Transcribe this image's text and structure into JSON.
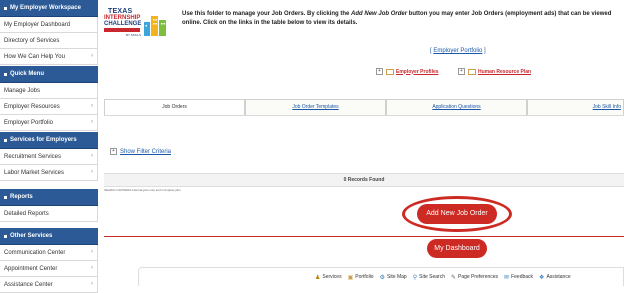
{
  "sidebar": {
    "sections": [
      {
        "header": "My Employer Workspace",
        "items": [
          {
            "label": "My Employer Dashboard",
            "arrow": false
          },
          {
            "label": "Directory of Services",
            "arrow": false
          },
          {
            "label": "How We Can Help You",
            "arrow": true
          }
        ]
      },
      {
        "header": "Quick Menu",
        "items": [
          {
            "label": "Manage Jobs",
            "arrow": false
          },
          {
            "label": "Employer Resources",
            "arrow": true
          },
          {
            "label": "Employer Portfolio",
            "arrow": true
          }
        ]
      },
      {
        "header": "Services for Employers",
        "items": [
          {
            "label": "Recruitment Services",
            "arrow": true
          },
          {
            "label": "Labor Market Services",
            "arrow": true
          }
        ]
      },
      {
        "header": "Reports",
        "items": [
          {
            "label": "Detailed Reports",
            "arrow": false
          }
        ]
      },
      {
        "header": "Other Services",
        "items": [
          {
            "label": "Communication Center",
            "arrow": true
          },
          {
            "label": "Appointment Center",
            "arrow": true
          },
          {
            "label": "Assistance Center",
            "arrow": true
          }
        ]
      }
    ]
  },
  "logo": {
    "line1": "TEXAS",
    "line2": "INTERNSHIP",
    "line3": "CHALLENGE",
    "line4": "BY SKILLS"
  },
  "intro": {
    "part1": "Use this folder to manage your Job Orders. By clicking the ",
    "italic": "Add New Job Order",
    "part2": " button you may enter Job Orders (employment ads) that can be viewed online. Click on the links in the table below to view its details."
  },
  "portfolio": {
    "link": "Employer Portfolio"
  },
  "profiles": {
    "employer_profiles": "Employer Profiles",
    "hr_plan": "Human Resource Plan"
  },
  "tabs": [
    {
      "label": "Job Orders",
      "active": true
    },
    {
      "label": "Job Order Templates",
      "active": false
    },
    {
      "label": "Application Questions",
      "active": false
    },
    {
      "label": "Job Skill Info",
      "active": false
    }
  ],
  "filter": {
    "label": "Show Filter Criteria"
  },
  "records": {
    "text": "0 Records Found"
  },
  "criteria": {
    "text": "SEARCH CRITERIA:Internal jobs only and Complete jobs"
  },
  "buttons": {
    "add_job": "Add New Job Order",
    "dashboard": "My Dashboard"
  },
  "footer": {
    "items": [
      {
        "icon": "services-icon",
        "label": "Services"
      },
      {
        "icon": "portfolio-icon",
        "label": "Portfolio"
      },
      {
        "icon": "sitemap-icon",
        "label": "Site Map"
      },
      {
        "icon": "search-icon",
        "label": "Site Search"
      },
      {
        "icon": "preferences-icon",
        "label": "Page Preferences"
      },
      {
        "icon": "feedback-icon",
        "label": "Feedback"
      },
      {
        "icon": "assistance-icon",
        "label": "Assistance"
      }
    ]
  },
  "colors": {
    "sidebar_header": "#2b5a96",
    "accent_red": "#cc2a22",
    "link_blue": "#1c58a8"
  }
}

-------

What is required | Write down only how many lines in the listing contain the word "Dashboard".

Full output | 2